▶ _What to work on_:
Restate the full set of records exactly, without adding or dropping a word.

================

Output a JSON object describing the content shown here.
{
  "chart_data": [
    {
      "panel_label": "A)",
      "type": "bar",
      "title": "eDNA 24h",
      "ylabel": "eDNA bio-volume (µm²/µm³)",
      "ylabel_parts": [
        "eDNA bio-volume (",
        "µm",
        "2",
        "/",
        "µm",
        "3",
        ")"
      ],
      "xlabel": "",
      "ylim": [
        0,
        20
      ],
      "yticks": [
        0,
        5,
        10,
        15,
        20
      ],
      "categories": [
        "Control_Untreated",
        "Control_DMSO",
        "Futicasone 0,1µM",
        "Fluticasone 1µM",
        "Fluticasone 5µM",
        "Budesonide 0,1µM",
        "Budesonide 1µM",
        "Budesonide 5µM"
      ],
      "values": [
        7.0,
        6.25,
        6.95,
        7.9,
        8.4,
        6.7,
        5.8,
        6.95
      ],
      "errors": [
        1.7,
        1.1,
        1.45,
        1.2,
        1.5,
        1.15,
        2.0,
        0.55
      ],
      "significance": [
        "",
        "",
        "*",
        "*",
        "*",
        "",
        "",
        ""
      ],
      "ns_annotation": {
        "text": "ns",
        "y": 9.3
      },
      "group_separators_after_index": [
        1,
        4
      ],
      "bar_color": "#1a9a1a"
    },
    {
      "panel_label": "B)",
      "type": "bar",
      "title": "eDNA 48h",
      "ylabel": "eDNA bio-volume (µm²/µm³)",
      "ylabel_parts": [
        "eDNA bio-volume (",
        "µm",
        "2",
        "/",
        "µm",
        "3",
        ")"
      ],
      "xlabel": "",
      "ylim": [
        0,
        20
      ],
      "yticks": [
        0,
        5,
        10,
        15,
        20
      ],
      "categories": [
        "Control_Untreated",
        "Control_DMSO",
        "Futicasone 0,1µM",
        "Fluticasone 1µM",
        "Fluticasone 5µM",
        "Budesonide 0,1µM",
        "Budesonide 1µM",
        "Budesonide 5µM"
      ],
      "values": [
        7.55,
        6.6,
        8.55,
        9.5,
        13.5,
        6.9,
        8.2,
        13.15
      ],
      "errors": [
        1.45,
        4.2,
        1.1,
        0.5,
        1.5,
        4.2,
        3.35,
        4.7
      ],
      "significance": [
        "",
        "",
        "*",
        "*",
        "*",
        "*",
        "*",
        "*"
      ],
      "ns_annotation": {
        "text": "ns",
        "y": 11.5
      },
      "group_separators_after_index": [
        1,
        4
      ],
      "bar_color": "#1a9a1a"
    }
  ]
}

================

▶ _Solution for this problem_:
Output a JSON object describing the content shown here.
{
  "chart_data": [
    {
      "panel_label": "A)",
      "type": "bar",
      "title": "eDNA 24h",
      "ylabel": "eDNA bio-volume (µm²/µm³)",
      "ylabel_parts": [
        "eDNA bio-volume (",
        "µm",
        "2",
        "/",
        "µm",
        "3",
        ")"
      ],
      "xlabel": "",
      "ylim": [
        0,
        20
      ],
      "yticks": [
        0,
        5,
        10,
        15,
        20
      ],
      "categories": [
        "Control_Untreated",
        "Control_DMSO",
        "Futicasone 0,1µM",
        "Fluticasone 1µM",
        "Fluticasone 5µM",
        "Budesonide 0,1µM",
        "Budesonide 1µM",
        "Budesonide 5µM"
      ],
      "values": [
        7.0,
        6.25,
        6.95,
        7.9,
        8.4,
        6.7,
        5.8,
        6.95
      ],
      "errors": [
        1.7,
        1.1,
        1.45,
        1.2,
        1.5,
        1.15,
        2.0,
        0.55
      ],
      "significance": [
        "",
        "",
        "*",
        "*",
        "*",
        "",
        "",
        ""
      ],
      "ns_annotation": {
        "text": "ns",
        "y": 9.3
      },
      "group_separators_after_index": [
        1,
        4
      ],
      "bar_color": "#1a9a1a"
    },
    {
      "panel_label": "B)",
      "type": "bar",
      "title": "eDNA 48h",
      "ylabel": "eDNA bio-volume (µm²/µm³)",
      "ylabel_parts": [
        "eDNA bio-volume (",
        "µm",
        "2",
        "/",
        "µm",
        "3",
        ")"
      ],
      "xlabel": "",
      "ylim": [
        0,
        20
      ],
      "yticks": [
        0,
        5,
        10,
        15,
        20
      ],
      "categories": [
        "Control_Untreated",
        "Control_DMSO",
        "Futicasone 0,1µM",
        "Fluticasone 1µM",
        "Fluticasone 5µM",
        "Budesonide 0,1µM",
        "Budesonide 1µM",
        "Budesonide 5µM"
      ],
      "values": [
        7.55,
        6.6,
        8.55,
        9.5,
        13.5,
        6.9,
        8.2,
        13.15
      ],
      "errors": [
        1.45,
        4.2,
        1.1,
        0.5,
        1.5,
        4.2,
        3.35,
        4.7
      ],
      "significance": [
        "",
        "",
        "*",
        "*",
        "*",
        "*",
        "*",
        "*"
      ],
      "ns_annotation": {
        "text": "ns",
        "y": 11.5
      },
      "group_separators_after_index": [
        1,
        4
      ],
      "bar_color": "#1a9a1a"
    }
  ]
}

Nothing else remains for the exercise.